AUFGABENSTELLUNG:
A. Gib aus dem Artikel über Griechenland den Abschnitt wörtlich zurück, der mit "Die kommenden Tage" beginnt und bis einschließlich "3,5 Milliarden Euro." reicht.
B. Prüfe anhand des Artikels über Griechenland, ob diese Aussagen zutreffen: (i) Die Euro-Finanzminister treffen sich am 7. Juli um 13 Uhr in Brüssel. (ii) Die Geldausgabe war auf 100 Euro pro Tag und Bürger beschränkt. (iii) Angela Merkel trifft François Hollande in Berlin. Antworte jeweils mit Ja oder Nein und zitiere die entscheidenden Worte des Artikels wörtlich.
C. Schreibe den Artikel über die Termine für Griechenland im Juli im Anschluss an seinen letzten Satz weiter.

SEITENTEXT:
>>>>>

Die 5 Top-Termine für Griechenland im Juli

Die 5 Top-Termine für Griechenland im Juli

Die kommenden Tage werden zeigen, ob Griechenland auf den Grexit zusteuert oder es gelingt, eine Einigung mit den Geldgebern zu erzielen. Nach dem NEIN beim griechischen Referendum will Regierungschef Alexis Tsipras binnen 48 Stunden ein Verhandlungsergebnis präsentieren. Im Juli sind es nun noch fünf weitere wichtige Temine für Griechenland und Europa - daunter eine Rückzahlung an die Europäische Zentralbank (EZB) in der Höhe von 3,5 Milliarden Euro.

Athen/Brüssel Das hoch verschuldete Griechenland steuert auf die Staatspleite zu. Wie es in den nächsten Wochen weitergeht:

Montag 6. Juli EU-Kommissionspräsident Jean-Claude Juncker verabredete sich für den Nachmittag mit dem Chef der Europäischen Zentralbank (EZB), Mario Draghi, und Eurogruppenchef Jeroen Dijsselbloem zu einer Telefonkonferenz. Der für den Euro zuständige Kommissionsvizepräsident Valdis Dombrovskis informiert am Mittag die Presse zur Lage.
Die Europäische Zentralbank (EZB) wird voraussichtlich über die Versorgung von Griechenlands Banken mit Notkrediten befinden, die zuletzt nicht mehr erhöht wurden. Die deutsche Kanzlerin Angela Merkel (CDU) reist nach Paris und kommt am Abend mit dem französischen Präsidenten François Hollande zusammen, um sich über das Vorgehen auf europäischer Ebene abzustimmen.

Dienstag, 7. Juli Die Euro-Finanzminister kommen um 13 Uhr in Brüssel zusammen, um die Lage zu beurteilen. Sie bereiten einen Sondergipfel der 19 Staats- und Regierungschefs der Währungsunion am Abend vor (18.00 Uhr).
Nach bisherigem Stand sollten die griechischen Banken wieder öffnen. Die Regierung hatte zunächst bis zum 6. Juli die Kapitalverkehrskontrollen beschlossen - die Geldausgabe wurde dadurch auf 60 Euro pro Tag und Bürger beschränkt. Wie es weitergeht, hängt von der EZB ab und ob sie die Notversorgung mit Krediten wieder erhöht. Sonst könnte es auch bald an den Bankautomaten keine Euro-Scheine mehr geben.

<<<<<

Daten zur Seitensegmentierung
>>>>>

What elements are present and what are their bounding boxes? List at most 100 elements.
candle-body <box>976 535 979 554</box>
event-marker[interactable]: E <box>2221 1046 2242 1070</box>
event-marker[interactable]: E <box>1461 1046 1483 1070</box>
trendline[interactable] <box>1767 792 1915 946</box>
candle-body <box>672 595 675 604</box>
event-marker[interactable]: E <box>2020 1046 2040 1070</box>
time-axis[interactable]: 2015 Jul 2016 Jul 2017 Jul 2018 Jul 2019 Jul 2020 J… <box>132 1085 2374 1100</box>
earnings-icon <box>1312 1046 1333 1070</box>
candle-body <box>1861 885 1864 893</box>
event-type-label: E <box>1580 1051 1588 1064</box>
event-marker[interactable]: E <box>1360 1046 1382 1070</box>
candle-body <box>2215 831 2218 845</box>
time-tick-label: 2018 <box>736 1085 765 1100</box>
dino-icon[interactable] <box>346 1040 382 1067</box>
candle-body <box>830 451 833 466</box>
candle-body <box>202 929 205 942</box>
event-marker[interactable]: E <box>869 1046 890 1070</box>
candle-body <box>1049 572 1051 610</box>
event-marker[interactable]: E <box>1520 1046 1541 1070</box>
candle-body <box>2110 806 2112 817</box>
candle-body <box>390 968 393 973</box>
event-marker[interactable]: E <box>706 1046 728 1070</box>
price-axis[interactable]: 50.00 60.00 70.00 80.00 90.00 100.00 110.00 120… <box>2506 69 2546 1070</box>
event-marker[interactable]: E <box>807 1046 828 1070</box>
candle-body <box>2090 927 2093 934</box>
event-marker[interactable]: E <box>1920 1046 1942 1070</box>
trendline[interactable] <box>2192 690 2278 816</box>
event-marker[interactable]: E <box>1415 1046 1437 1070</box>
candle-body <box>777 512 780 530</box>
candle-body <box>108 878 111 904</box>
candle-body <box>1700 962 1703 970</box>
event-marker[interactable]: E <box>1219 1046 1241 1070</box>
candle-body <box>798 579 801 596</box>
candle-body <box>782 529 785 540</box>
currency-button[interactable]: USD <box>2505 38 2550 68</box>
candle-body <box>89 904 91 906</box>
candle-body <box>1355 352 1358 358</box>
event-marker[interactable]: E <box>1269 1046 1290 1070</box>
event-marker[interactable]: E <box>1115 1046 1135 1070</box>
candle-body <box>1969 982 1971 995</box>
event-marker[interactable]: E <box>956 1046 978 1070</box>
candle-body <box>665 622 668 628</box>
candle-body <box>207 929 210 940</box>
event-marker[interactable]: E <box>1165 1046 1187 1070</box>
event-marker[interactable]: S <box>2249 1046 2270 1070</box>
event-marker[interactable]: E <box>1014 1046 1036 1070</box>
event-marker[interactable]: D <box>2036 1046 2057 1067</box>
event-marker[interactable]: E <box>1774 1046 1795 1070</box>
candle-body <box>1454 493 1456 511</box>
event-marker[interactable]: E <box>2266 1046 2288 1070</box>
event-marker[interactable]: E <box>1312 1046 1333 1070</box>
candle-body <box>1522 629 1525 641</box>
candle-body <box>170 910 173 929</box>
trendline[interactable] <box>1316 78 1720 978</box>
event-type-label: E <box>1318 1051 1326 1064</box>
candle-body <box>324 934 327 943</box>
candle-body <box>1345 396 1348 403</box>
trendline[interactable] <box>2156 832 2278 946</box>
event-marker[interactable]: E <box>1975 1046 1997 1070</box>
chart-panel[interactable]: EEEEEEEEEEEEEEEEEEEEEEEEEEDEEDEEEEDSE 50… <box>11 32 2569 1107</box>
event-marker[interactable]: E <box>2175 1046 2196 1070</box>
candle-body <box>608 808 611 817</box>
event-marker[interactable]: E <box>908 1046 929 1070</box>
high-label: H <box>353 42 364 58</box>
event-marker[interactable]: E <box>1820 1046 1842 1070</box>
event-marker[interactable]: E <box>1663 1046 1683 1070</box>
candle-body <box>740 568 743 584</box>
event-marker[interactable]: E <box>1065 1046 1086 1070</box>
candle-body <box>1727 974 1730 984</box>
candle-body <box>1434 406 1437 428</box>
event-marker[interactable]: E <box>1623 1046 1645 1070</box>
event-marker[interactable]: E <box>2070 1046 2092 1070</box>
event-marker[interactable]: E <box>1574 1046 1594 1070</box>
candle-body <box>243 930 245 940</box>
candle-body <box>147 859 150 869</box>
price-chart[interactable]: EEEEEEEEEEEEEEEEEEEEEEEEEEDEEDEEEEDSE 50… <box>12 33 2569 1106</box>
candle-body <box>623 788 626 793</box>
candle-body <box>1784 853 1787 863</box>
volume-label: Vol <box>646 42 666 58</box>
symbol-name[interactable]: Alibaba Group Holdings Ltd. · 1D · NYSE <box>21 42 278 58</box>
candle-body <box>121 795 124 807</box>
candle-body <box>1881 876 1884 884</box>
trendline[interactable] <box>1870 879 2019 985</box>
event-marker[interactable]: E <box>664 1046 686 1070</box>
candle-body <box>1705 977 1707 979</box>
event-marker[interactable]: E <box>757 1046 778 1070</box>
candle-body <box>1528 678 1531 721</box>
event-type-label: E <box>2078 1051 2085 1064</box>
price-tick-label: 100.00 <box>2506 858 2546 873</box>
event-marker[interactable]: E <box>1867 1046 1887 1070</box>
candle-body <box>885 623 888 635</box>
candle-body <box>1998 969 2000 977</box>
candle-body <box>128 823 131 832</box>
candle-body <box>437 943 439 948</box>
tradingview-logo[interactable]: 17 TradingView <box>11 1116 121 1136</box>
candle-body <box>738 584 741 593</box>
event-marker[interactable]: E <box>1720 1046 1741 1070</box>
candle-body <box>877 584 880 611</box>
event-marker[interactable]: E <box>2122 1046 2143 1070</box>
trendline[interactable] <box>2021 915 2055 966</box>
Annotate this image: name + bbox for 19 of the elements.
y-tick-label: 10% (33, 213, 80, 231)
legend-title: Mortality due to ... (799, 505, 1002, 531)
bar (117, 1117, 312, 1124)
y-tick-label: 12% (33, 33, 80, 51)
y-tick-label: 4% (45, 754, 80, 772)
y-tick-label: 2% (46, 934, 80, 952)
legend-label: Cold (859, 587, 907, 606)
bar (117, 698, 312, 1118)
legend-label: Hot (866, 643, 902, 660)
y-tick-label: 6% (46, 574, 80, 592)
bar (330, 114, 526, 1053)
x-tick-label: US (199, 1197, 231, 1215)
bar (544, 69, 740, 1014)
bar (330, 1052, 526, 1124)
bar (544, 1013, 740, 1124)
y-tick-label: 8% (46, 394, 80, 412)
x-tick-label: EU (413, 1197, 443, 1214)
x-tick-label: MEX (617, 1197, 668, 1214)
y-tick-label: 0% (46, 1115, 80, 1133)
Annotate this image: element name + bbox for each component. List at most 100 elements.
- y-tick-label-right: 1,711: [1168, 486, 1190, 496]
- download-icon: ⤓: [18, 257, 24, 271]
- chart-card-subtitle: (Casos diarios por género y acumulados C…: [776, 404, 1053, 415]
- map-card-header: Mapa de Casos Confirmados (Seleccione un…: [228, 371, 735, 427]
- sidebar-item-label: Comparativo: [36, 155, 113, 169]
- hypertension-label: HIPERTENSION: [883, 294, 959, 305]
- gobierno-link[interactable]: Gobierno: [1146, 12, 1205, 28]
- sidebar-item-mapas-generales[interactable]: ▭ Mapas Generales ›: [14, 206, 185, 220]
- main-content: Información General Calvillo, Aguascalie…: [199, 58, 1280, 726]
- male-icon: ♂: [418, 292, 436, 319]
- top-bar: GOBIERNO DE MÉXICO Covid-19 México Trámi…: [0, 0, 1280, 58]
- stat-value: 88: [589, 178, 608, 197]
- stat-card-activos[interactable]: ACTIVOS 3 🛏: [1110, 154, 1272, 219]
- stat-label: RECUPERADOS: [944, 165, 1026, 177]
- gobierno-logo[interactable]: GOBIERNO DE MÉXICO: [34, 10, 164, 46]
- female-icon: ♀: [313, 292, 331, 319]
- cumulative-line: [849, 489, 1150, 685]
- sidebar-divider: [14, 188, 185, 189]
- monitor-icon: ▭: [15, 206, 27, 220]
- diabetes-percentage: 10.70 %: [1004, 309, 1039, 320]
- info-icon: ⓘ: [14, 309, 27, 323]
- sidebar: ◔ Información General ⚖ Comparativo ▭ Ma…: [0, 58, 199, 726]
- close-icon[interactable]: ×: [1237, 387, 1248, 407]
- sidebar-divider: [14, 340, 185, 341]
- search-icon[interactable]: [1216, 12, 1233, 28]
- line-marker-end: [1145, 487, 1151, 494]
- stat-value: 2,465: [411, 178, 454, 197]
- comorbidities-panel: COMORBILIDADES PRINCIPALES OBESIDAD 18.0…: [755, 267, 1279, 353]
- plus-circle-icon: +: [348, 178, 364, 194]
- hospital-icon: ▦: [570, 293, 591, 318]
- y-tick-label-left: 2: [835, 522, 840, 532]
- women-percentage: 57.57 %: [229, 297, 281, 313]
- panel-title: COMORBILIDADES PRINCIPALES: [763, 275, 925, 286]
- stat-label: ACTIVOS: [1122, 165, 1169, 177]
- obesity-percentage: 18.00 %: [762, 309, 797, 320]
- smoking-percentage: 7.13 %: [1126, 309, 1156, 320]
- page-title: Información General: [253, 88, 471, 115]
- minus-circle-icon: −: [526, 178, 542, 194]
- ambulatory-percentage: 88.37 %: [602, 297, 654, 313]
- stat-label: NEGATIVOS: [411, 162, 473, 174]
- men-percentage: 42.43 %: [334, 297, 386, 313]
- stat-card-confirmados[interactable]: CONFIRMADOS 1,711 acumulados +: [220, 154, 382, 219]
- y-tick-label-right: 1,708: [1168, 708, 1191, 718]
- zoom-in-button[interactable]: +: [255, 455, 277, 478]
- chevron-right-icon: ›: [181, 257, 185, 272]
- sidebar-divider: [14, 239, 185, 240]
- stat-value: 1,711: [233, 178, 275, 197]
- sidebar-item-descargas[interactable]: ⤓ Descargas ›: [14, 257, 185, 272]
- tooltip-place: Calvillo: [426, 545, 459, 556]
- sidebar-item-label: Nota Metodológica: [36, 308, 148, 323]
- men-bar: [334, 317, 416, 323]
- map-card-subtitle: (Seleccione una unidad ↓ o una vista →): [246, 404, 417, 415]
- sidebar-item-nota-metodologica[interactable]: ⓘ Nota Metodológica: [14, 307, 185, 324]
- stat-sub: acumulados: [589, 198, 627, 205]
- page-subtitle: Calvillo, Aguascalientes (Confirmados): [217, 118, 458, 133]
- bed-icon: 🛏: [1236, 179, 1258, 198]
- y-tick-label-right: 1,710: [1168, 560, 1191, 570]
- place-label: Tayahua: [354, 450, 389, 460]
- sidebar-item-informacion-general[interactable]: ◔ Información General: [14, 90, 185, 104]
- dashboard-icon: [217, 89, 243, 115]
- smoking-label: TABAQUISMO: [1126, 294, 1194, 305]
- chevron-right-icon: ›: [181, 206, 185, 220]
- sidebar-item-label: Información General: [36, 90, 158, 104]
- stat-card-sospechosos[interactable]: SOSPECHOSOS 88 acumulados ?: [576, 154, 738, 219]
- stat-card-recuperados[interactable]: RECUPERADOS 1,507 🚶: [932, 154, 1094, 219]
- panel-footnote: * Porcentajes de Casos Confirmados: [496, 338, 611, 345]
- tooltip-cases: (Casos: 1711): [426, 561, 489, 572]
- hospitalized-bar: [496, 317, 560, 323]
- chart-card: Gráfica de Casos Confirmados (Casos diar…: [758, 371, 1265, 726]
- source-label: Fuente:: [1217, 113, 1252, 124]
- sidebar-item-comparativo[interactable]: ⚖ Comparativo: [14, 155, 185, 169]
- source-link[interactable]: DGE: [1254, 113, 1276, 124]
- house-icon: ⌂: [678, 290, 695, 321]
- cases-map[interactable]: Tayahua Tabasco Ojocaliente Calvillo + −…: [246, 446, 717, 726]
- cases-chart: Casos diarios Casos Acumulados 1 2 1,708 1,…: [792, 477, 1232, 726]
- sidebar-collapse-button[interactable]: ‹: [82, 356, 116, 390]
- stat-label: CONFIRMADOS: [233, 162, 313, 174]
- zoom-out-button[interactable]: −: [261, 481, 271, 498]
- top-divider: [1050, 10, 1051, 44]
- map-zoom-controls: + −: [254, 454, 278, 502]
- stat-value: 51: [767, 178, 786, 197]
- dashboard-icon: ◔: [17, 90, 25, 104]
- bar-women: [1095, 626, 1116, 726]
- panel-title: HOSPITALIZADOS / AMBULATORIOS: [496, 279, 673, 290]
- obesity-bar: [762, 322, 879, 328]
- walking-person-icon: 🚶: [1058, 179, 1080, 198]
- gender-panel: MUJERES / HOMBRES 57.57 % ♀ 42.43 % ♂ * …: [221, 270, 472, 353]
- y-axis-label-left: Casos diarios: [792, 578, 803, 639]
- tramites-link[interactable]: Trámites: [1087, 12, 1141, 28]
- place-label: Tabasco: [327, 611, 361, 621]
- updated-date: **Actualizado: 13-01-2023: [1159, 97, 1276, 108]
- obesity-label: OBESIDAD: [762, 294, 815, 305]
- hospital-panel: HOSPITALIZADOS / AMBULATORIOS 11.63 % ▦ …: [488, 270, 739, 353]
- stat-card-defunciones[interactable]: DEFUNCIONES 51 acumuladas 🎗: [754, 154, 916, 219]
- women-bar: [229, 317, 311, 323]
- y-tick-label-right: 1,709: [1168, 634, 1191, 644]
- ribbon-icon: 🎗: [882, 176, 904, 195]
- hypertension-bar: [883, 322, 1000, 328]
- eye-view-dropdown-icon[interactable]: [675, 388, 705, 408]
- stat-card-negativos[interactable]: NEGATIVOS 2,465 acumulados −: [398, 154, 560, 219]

<<<<<

ANTWORTEN JE AUFGABE:
A.
Die kommenden Tage werden zeigen, ob Griechenland auf den Grexit zusteuert oder es gelingt, eine Einigung mit den Geldgebern zu erzielen. Nach dem NEIN beim griechischen Referendum will Regierungschef Alexis Tsipras binnen 48 Stunden ein Verhandlungsergebnis präsentieren. Im Juli sind es nun noch fünf weitere wichtige Temine für Griechenland und Europa - daunter eine Rückzahlung an die Europäische Zentralbank (EZB) in der Höhe von 3,5 Milliarden Euro.

B.
(i) Ja: „Die Euro-Finanzminister kommen um 13 Uhr in Brüssel zusammen“
(ii) Nein: „die Geldausgabe wurde dadurch auf 60 Euro pro Tag und Bürger beschränkt“
(iii) Nein: „Die deutsche Kanzlerin Angela Merkel (CDU) reist nach Paris“

C.
Freitag, 10. Juli Griechische Staatspapiere mit kurzen Laufzeiten (T-Bills) in Höhe von 2 Mrd. Euro werden fällig und müssten durch neue abgelöst werden. Da sie insbesondere von privaten Gläubigern gehalten werden, könnte ein Ausfall die Bewertung beeinflussen, ob Griechenland bankrott ist. Denn nicht zurückgezahlte Schulden gegenüber Privatgläubigern sind für die großen Ratingagenturen das entscheidende Kriterium, um ein Land als zahlungsunfähig einzustufen.

Montag, 13. Juli Nächstes reguläres Treffen der Finanzminister der Eurozone in Brüssel. Am selben Tag muss Athen eigentlich weitere 455 Mio. Euro an den Internationalen Währungsfonds (IWF) zurückzahlen. Bei der Washingtoner Organisation ist Griechenland bereits in Zahlungsverzug, nachdem es am 30. Juni fällige 1,5 Mrd. Euro nicht überwiesen hat.

Dienstag, 14. Juli Nun tagen die Finanzminister der gesamten EU aus 28 Staaten. Zudem werden japanische Yen-Anleihen fällig, die von privaten Gläubigern Griechenlands gehalten werden. Der Betrag ist mit rund 83 Mio. Euro aber relativ gering.

Montag, 20. Juli Athen muss insgesamt rund 3,5 Mrd. Euro an die Europäische Zentralbank (EZB) zurückzahlen. Sollte diese Zahlung ausfallen, dürfte es der EZB laut Experten kaum noch möglich sein, weiter ELA-Kredite an griechische Banken zu vergeben.